What to work on ::
Repeat the material verbatim and drop the pictures.

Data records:

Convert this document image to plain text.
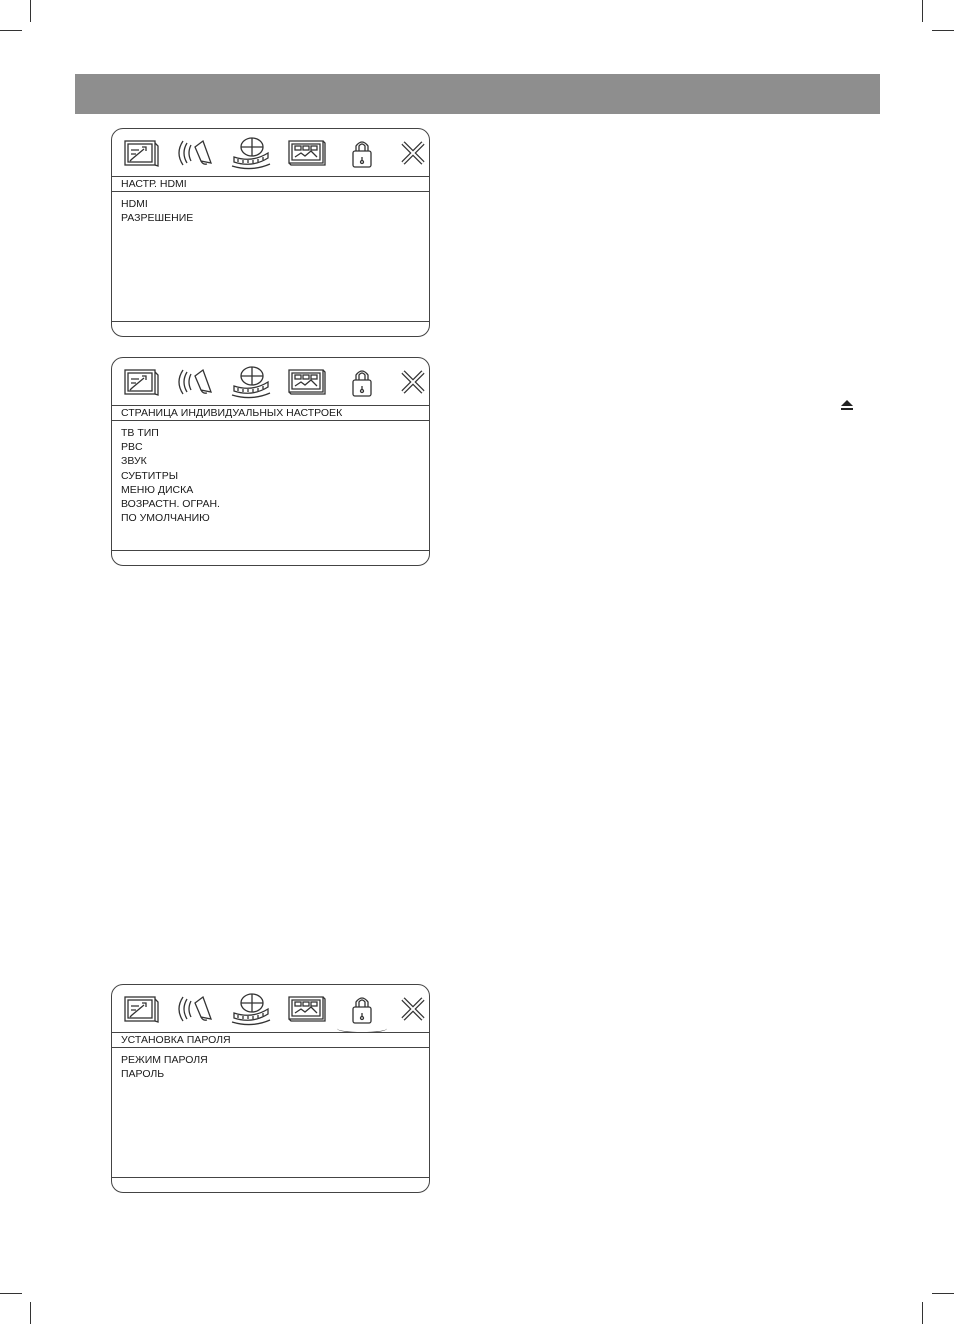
НАСТР. HDMI
HDMI
РАЗРЕШЕНИЕ
СТРАНИЦА ИНДИВИДУАЛЬНЫХ НАСТРОЕК
ТВ ТИП
PBC
ЗВУК
СУБТИТРЫ
МЕНЮ ДИСКА
ВОЗРАСТН. ОГРАН.
ПО УМОЛЧАНИЮ
УСТАНОВКА ПАРОЛЯ
РЕЖИМ ПАРОЛЯ
ПАРОЛЬ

Result of the task ::
Convert this document image to plain text.
НАСТР. HDMI
HDMI
РАЗРЕШЕНИЕ
СТРАНИЦА ИНДИВИДУАЛЬНЫХ НАСТРОЕК
ТВ ТИП
PBC
ЗВУК
СУБТИТРЫ
МЕНЮ ДИСКА
ВОЗРАСТН. ОГРАН.
ПО УМОЛЧАНИЮ
УСТАНОВКА ПАРОЛЯ
РЕЖИМ ПАРОЛЯ
ПАРОЛЬ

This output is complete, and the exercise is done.